___ Provided material ___

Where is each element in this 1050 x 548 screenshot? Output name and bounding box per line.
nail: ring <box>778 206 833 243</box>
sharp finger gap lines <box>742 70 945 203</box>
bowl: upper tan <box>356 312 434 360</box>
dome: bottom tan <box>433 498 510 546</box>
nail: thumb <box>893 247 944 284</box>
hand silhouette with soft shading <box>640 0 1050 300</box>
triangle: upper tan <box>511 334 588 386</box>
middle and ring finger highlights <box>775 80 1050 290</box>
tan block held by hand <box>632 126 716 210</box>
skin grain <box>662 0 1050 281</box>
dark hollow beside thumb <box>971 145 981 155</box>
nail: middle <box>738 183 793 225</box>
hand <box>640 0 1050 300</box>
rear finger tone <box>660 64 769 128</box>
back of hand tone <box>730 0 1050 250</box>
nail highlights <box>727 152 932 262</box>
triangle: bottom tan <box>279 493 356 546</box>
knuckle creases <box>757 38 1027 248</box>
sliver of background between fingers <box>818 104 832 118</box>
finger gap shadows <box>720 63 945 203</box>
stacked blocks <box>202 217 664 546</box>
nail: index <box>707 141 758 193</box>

___

Copy every line of the material above word for word.

Where is each element in this 1050 x 548 screenshot? Output name and bounding box per line.
nail: ring <box>778 206 833 243</box>
sharp finger gap lines <box>742 70 945 203</box>
bowl: upper tan <box>356 312 434 360</box>
dome: bottom tan <box>433 498 510 546</box>
nail: thumb <box>893 247 944 284</box>
hand silhouette with soft shading <box>640 0 1050 300</box>
triangle: upper tan <box>511 334 588 386</box>
middle and ring finger highlights <box>775 80 1050 290</box>
tan block held by hand <box>632 126 716 210</box>
skin grain <box>662 0 1050 281</box>
dark hollow beside thumb <box>971 145 981 155</box>
nail: middle <box>738 183 793 225</box>
hand <box>640 0 1050 300</box>
rear finger tone <box>660 64 769 128</box>
back of hand tone <box>730 0 1050 250</box>
nail highlights <box>727 152 932 262</box>
triangle: bottom tan <box>279 493 356 546</box>
knuckle creases <box>757 38 1027 248</box>
sliver of background between fingers <box>818 104 832 118</box>
finger gap shadows <box>720 63 945 203</box>
stacked blocks <box>202 217 664 546</box>
nail: index <box>707 141 758 193</box>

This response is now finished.